* Start GIVEN INFORMATION *
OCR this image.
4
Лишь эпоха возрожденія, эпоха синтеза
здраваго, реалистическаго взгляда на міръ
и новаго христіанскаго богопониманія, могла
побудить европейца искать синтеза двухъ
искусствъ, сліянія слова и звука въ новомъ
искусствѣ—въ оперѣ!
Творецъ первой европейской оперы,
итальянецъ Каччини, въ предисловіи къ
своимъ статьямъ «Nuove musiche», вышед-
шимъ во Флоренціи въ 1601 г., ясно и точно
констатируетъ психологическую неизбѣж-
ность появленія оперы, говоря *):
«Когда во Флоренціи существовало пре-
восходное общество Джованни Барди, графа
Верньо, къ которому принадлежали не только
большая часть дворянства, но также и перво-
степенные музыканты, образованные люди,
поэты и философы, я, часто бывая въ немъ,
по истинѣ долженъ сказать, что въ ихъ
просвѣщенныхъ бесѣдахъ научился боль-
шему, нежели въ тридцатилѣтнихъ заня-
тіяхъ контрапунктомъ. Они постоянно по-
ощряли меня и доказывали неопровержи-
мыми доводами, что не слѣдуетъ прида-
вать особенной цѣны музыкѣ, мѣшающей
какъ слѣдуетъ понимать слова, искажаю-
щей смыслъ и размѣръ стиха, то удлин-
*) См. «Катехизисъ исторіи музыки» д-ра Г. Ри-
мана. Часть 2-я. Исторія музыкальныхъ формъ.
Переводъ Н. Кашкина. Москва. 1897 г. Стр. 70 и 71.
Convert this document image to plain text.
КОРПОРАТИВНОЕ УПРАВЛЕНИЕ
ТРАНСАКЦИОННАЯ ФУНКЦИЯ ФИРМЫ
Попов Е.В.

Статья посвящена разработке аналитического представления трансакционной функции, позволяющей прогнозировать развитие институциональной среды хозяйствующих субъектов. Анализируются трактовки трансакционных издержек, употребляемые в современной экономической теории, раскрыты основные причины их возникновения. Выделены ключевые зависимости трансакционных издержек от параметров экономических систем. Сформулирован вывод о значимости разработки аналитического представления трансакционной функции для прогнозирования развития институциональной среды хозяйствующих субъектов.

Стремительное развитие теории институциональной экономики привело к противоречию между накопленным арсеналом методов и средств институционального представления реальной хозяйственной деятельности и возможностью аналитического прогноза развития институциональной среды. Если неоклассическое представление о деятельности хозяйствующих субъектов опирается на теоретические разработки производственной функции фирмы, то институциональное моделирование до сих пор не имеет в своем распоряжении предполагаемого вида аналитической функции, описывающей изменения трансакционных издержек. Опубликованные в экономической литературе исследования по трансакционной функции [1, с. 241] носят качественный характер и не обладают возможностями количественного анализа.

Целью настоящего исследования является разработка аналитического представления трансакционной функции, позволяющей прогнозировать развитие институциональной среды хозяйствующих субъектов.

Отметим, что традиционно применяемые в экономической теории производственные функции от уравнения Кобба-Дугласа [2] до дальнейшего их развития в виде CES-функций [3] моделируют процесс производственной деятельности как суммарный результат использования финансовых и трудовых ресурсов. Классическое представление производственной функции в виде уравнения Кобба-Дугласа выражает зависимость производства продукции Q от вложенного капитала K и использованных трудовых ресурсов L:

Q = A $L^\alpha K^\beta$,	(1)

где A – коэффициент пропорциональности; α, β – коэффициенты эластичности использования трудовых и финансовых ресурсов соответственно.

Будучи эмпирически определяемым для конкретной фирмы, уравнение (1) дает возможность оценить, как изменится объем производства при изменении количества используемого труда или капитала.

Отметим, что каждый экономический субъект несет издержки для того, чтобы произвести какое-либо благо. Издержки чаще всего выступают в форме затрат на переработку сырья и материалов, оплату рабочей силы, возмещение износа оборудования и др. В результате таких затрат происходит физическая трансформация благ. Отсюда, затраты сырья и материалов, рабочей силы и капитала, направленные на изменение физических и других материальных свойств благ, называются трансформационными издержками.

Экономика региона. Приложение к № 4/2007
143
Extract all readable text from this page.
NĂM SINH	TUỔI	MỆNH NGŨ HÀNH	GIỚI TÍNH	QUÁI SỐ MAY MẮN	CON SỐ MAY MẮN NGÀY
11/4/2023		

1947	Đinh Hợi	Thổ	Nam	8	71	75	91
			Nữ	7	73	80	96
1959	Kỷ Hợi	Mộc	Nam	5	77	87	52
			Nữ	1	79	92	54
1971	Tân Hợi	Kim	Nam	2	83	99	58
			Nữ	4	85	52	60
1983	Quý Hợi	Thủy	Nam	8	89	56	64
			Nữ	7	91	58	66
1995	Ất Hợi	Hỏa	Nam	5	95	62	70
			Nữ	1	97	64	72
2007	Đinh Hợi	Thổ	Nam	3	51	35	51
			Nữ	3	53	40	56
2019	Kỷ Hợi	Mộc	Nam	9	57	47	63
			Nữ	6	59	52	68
* End GIVEN INFORMATION *
(WRITTEN EXERCISE):
Your task is to output all of the data above word for word.

(ANSWER TO THIS EXERCISE):
OCR this image.
4
Лишь эпоха возрожденія, эпоха синтеза
здраваго, реалистическаго взгляда на міръ
и новаго христіанскаго богопониманія, могла
побудить европейца искать синтеза двухъ
искусствъ, сліянія слова и звука въ новомъ
искусствѣ—въ оперѣ!
Творецъ первой европейской оперы,
итальянецъ Каччини, въ предисловіи къ
своимъ статьямъ «Nuove musiche», вышед-
шимъ во Флоренціи въ 1601 г., ясно и точно
констатируетъ психологическую неизбѣж-
ность появленія оперы, говоря *):
«Когда во Флоренціи существовало пре-
восходное общество Джованни Барди, графа
Верньо, къ которому принадлежали не только
большая часть дворянства, но также и перво-
степенные музыканты, образованные люди,
поэты и философы, я, часто бывая въ немъ,
по истинѣ долженъ сказать, что въ ихъ
просвѣщенныхъ бесѣдахъ научился боль-
шему, нежели въ тридцатилѣтнихъ заня-
тіяхъ контрапунктомъ. Они постоянно по-
ощряли меня и доказывали неопровержи-
мыми доводами, что не слѣдуетъ прида-
вать особенной цѣны музыкѣ, мѣшающей
какъ слѣдуетъ понимать слова, искажаю-
щей смыслъ и размѣръ стиха, то удлин-
*) См. «Катехизисъ исторіи музыки» д-ра Г. Ри-
мана. Часть 2-я. Исторія музыкальныхъ формъ.
Переводъ Н. Кашкина. Москва. 1897 г. Стр. 70 и 71.
Convert this document image to plain text.
КОРПОРАТИВНОЕ УПРАВЛЕНИЕ
ТРАНСАКЦИОННАЯ ФУНКЦИЯ ФИРМЫ
Попов Е.В.

Статья посвящена разработке аналитического представления трансакционной функции, позволяющей прогнозировать развитие институциональной среды хозяйствующих субъектов. Анализируются трактовки трансакционных издержек, употребляемые в современной экономической теории, раскрыты основные причины их возникновения. Выделены ключевые зависимости трансакционных издержек от параметров экономических систем. Сформулирован вывод о значимости разработки аналитического представления трансакционной функции для прогнозирования развития институциональной среды хозяйствующих субъектов.

Стремительное развитие теории институциональной экономики привело к противоречию между накопленным арсеналом методов и средств институционального представления реальной хозяйственной деятельности и возможностью аналитического прогноза развития институциональной среды. Если неоклассическое представление о деятельности хозяйствующих субъектов опирается на теоретические разработки производственной функции фирмы, то институциональное моделирование до сих пор не имеет в своем распоряжении предполагаемого вида аналитической функции, описывающей изменения трансакционных издержек. Опубликованные в экономической литературе исследования по трансакционной функции [1, с. 241] носят качественный характер и не обладают возможностями количественного анализа.

Целью настоящего исследования является разработка аналитического представления трансакционной функции, позволяющей прогнозировать развитие институциональной среды хозяйствующих субъектов.

Отметим, что традиционно применяемые в экономической теории производственные функции от уравнения Кобба-Дугласа [2] до дальнейшего их развития в виде CES-функций [3] моделируют процесс производственной деятельности как суммарный результат использования финансовых и трудовых ресурсов. Классическое представление производственной функции в виде уравнения Кобба-Дугласа выражает зависимость производства продукции Q от вложенного капитала K и использованных трудовых ресурсов L:

Q = A $L^\alpha K^\beta$,	(1)

где A – коэффициент пропорциональности; α, β – коэффициенты эластичности использования трудовых и финансовых ресурсов соответственно.

Будучи эмпирически определяемым для конкретной фирмы, уравнение (1) дает возможность оценить, как изменится объем производства при изменении количества используемого труда или капитала.

Отметим, что каждый экономический субъект несет издержки для того, чтобы произвести какое-либо благо. Издержки чаще всего выступают в форме затрат на переработку сырья и материалов, оплату рабочей силы, возмещение износа оборудования и др. В результате таких затрат происходит физическая трансформация благ. Отсюда, затраты сырья и материалов, рабочей силы и капитала, направленные на изменение физических и других материальных свойств благ, называются трансформационными издержками.

Экономика региона. Приложение к № 4/2007
143
Extract all readable text from this page.
NĂM SINH	TUỔI	MỆNH NGŨ HÀNH	GIỚI TÍNH	QUÁI SỐ MAY MẮN	CON SỐ MAY MẮN NGÀY
11/4/2023		

1947	Đinh Hợi	Thổ	Nam	8	71	75	91
			Nữ	7	73	80	96
1959	Kỷ Hợi	Mộc	Nam	5	77	87	52
			Nữ	1	79	92	54
1971	Tân Hợi	Kim	Nam	2	83	99	58
			Nữ	4	85	52	60
1983	Quý Hợi	Thủy	Nam	8	89	56	64
			Nữ	7	91	58	66
1995	Ất Hợi	Hỏa	Nam	5	95	62	70
			Nữ	1	97	64	72
2007	Đinh Hợi	Thổ	Nam	3	51	35	51
			Nữ	3	53	40	56
2019	Kỷ Hợi	Mộc	Nam	9	57	47	63
			Nữ	6	59	52	68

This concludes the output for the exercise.